----- The data -----

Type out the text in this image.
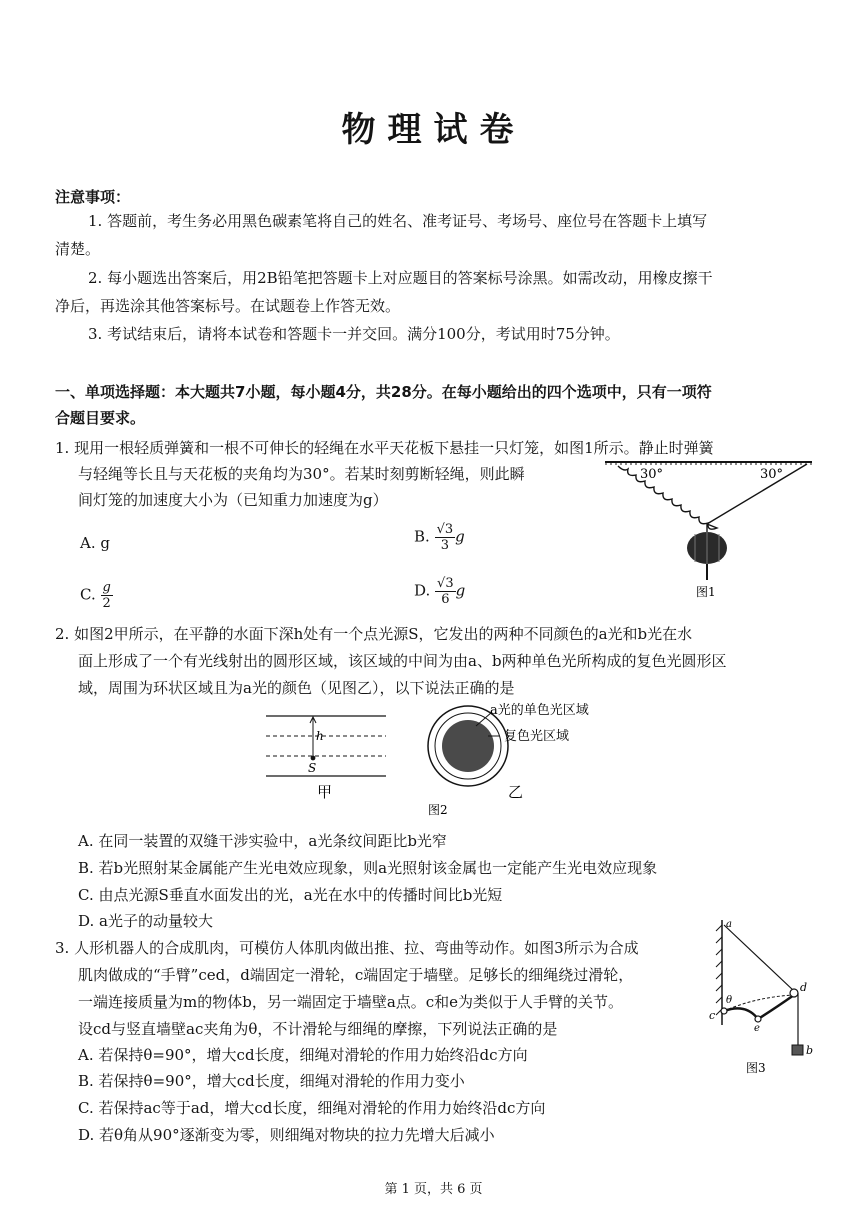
物理试卷
注意事项：
1. 答题前，考生务必用黑色碳素笔将自己的姓名、准考证号、考场号、座位号在答题卡上填写
清楚。
2. 每小题选出答案后，用2B铅笔把答题卡上对应题目的答案标号涂黑。如需改动，用橡皮擦干
净后，再选涂其他答案标号。在试题卷上作答无效。
3. 考试结束后，请将本试卷和答题卡一并交回。满分100分，考试用时75分钟。
一、单项选择题：本大题共7小题，每小题4分，共28分。在每小题给出的四个选项中，只有一项符
合题目要求。
1. 现用一根轻质弹簧和一根不可伸长的轻绳在水平天花板下悬挂一只灯笼，如图1所示。静止时弹簧
与轻绳等长且与天花板的夹角均为30°。若某时刻剪断轻绳，则此瞬
间灯笼的加速度大小为（已知重力加速度为g）
A. g	B. $\frac{√3}{3}$ g
C. $\frac{g}{2}$	D. $\frac{√3}{6}$ g
30°	30°
图1
2. 如图2甲所示，在平静的水面下深h处有一个点光源S，它发出的两种不同颜色的a光和b光在水
面上形成了一个有光线射出的圆形区域，该区域的中间为由a、b两种单色光所构成的复色光圆形区
域，周围为环状区域且为a光的颜色（见图乙），以下说法正确的是
h
S
甲
a光的单色光区域
复色光区域
乙
图2
A. 在同一装置的双缝干涉实验中，a光条纹间距比b光窄
B. 若b光照射某金属能产生光电效应现象，则a光照射该金属也一定能产生光电效应现象
C. 由点光源S垂直水面发出的光，a光在水中的传播时间比b光短
D. a光子的动量较大
3. 人形机器人的合成肌肉，可模仿人体肌肉做出推、拉、弯曲等动作。如图3所示为合成
肌肉做成的“手臂”ced，d端固定一滑轮，c端固定于墙壁。足够长的细绳绕过滑轮，
一端连接质量为m的物体b，另一端固定于墙壁a点。c和e为类似于人手臂的关节。
设cd与竖直墙壁ac夹角为θ，不计滑轮与细绳的摩擦，下列说法正确的是
A. 若保持θ=90°，增大cd长度，细绳对滑轮的作用力始终沿dc方向
B. 若保持θ=90°，增大cd长度，细绳对滑轮的作用力变小
C. 若保持ac等于ad，增大cd长度，细绳对滑轮的作用力始终沿dc方向
D. 若θ角从90°逐渐变为零，则细绳对物块的拉力先增大后减小
a
d
c
e
θ
b
图3
第 1 页，共 6 页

-----

Search the entries for the string "细绳对滑轮的作用力始终沿dc方向" and collect each line that has it.

A. 若保持θ=90°，增大cd长度，细绳对滑轮的作用力始终沿dc方向
C. 若保持ac等于ad，增大cd长度，细绳对滑轮的作用力始终沿dc方向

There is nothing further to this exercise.